* Begin Raw records *
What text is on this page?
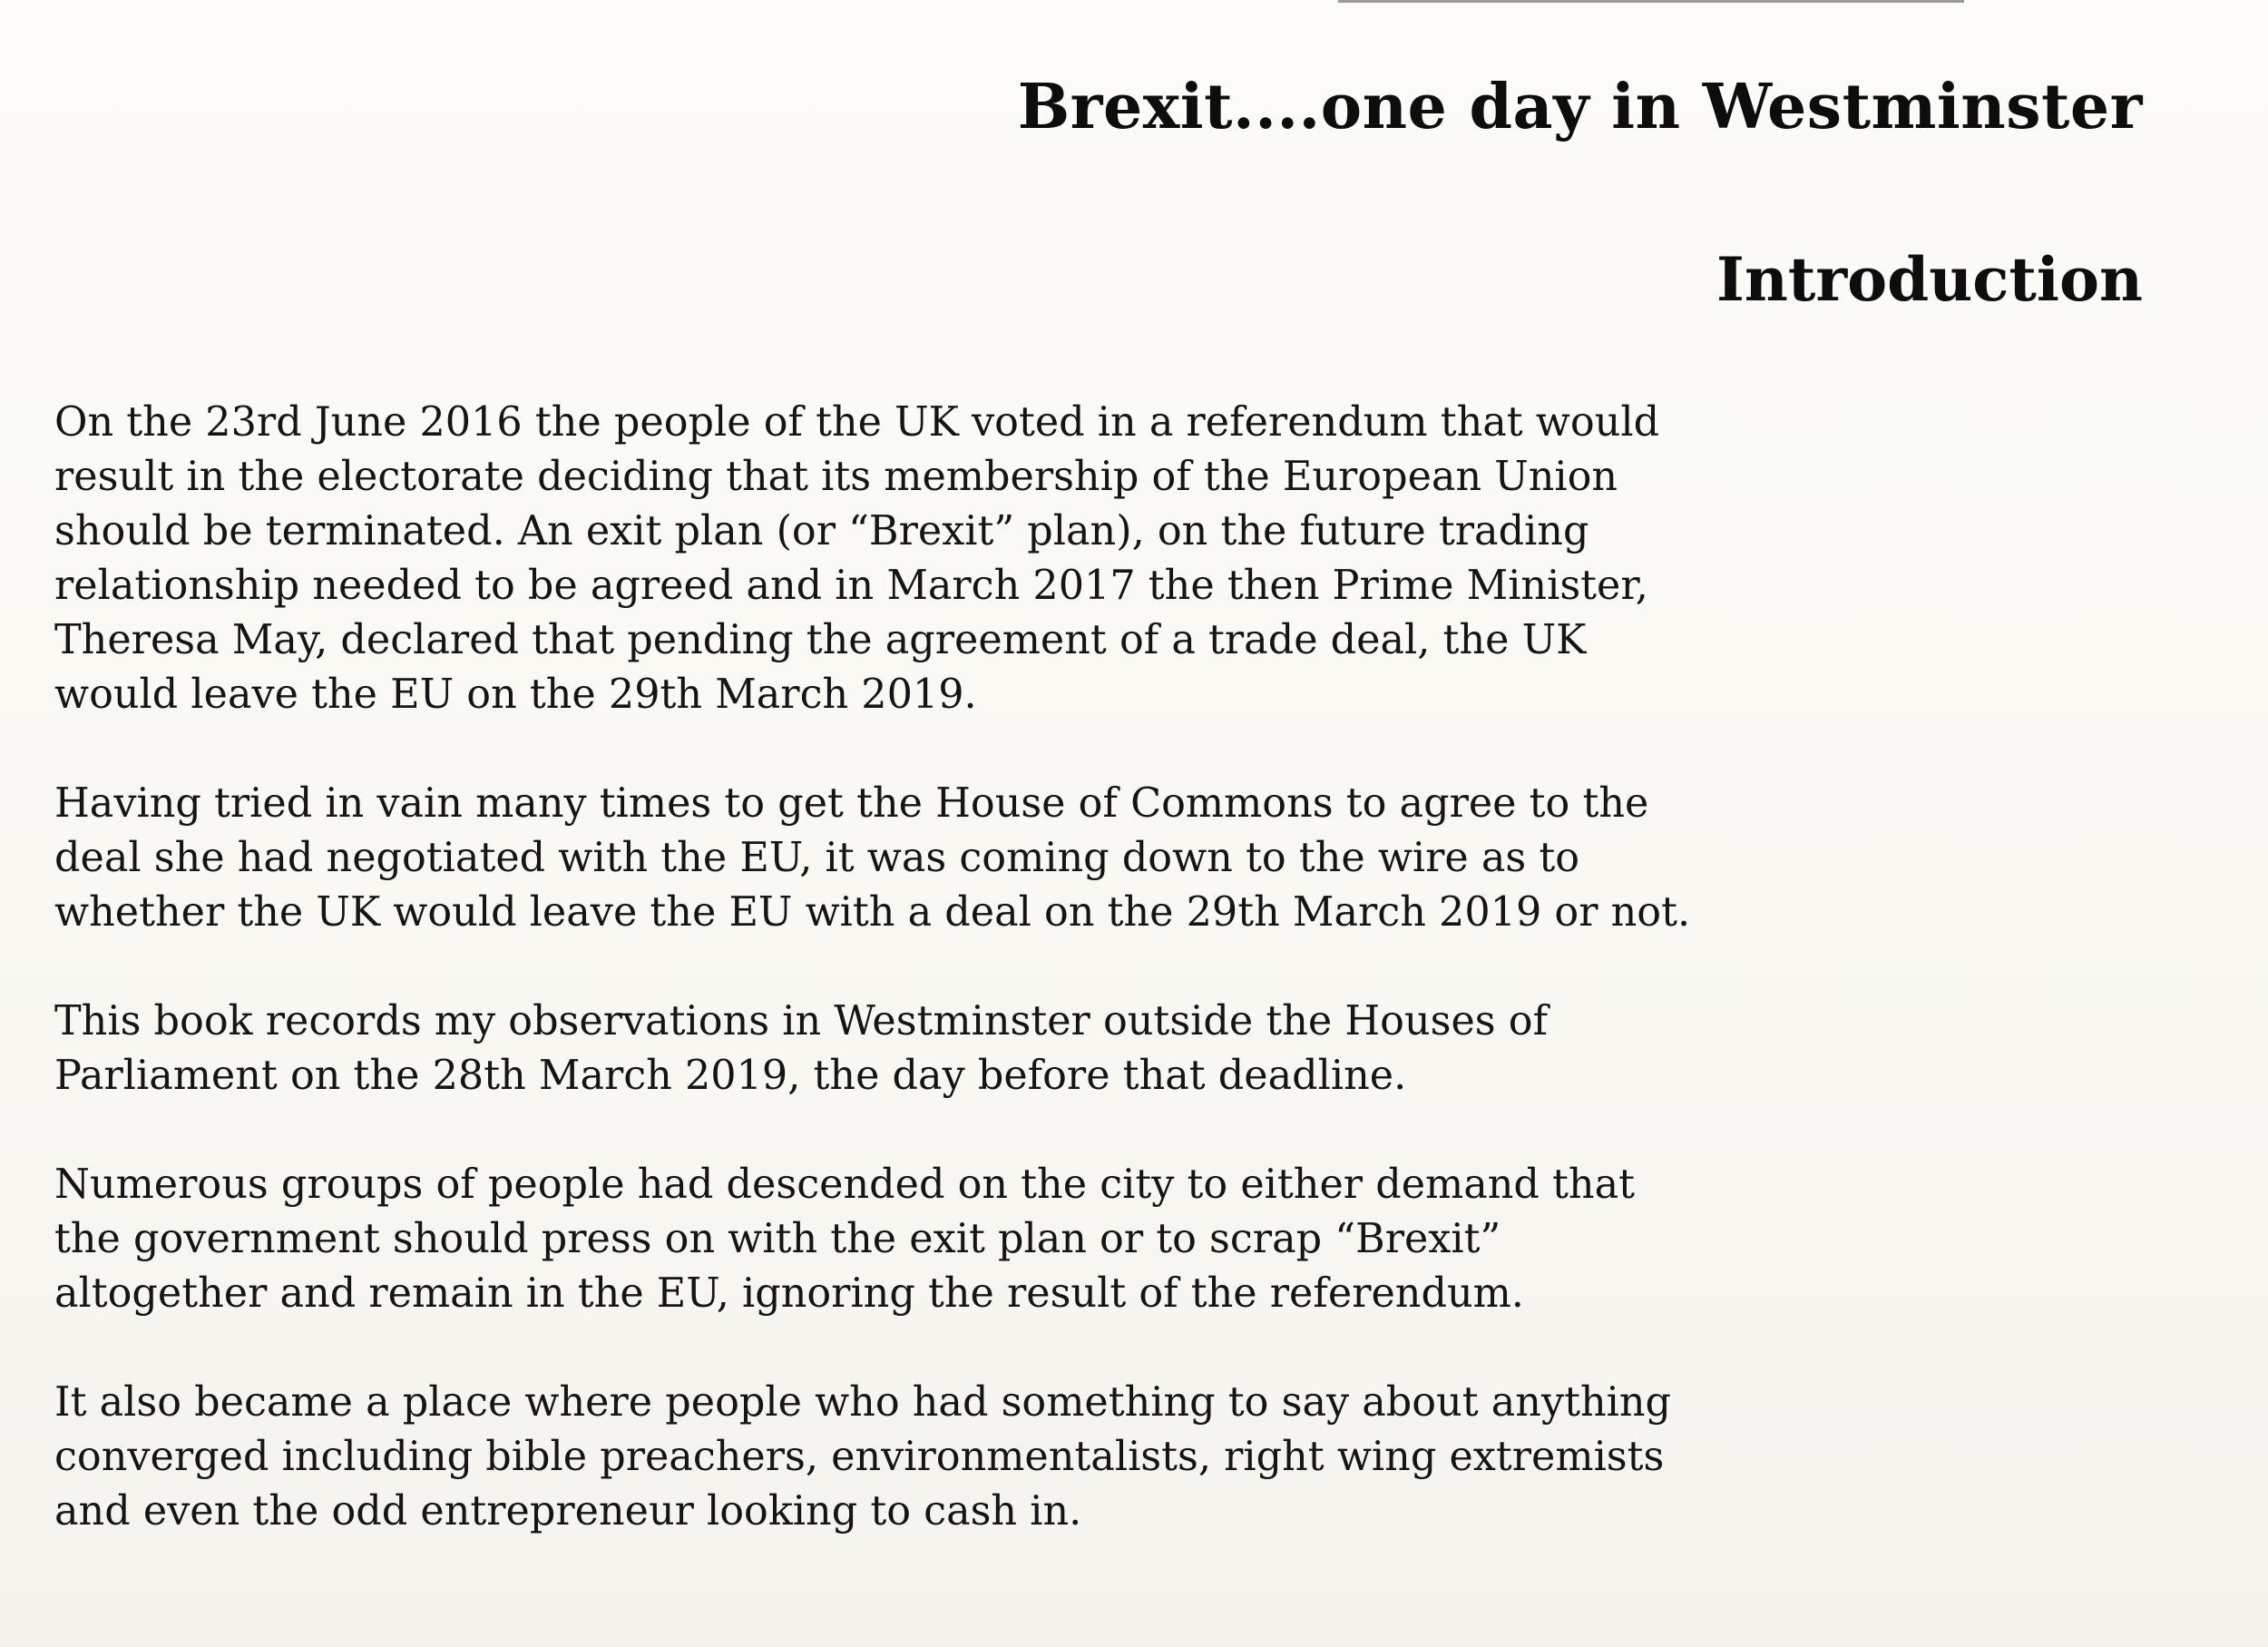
Brexit....one day in Westminster
Introduction

On the 23rd June 2016 the people of the UK voted in a referendum that would
result in the electorate deciding that its membership of the European Union
should be terminated. An exit plan (or “Brexit” plan), on the future trading
relationship needed to be agreed and in March 2017 the then Prime Minister,
Theresa May, declared that pending the agreement of a trade deal, the UK
would leave the EU on the 29th March 2019.

Having tried in vain many times to get the House of Commons to agree to the
deal she had negotiated with the EU, it was coming down to the wire as to
whether the UK would leave the EU with a deal on the 29th March 2019 or not.

This book records my observations in Westminster outside the Houses of
Parliament on the 28th March 2019, the day before that deadline.

Numerous groups of people had descended on the city to either demand that
the government should press on with the exit plan or to scrap “Brexit”
altogether and remain in the EU, ignoring the result of the referendum.

It also became a place where people who had something to say about anything
converged including bible preachers, environmentalists, right wing extremists
and even the odd entrepreneur looking to cash in.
* End Raw records *
* [What to work on] Repeat the material above verbatim. Leave the pictures behind.

* [Correct output]
What text is on this page?
Brexit....one day in Westminster
Introduction

On the 23rd June 2016 the people of the UK voted in a referendum that would
result in the electorate deciding that its membership of the European Union
should be terminated. An exit plan (or “Brexit” plan), on the future trading
relationship needed to be agreed and in March 2017 the then Prime Minister,
Theresa May, declared that pending the agreement of a trade deal, the UK
would leave the EU on the 29th March 2019.

Having tried in vain many times to get the House of Commons to agree to the
deal she had negotiated with the EU, it was coming down to the wire as to
whether the UK would leave the EU with a deal on the 29th March 2019 or not.

This book records my observations in Westminster outside the Houses of
Parliament on the 28th March 2019, the day before that deadline.

Numerous groups of people had descended on the city to either demand that
the government should press on with the exit plan or to scrap “Brexit”
altogether and remain in the EU, ignoring the result of the referendum.

It also became a place where people who had something to say about anything
converged including bible preachers, environmentalists, right wing extremists
and even the odd entrepreneur looking to cash in.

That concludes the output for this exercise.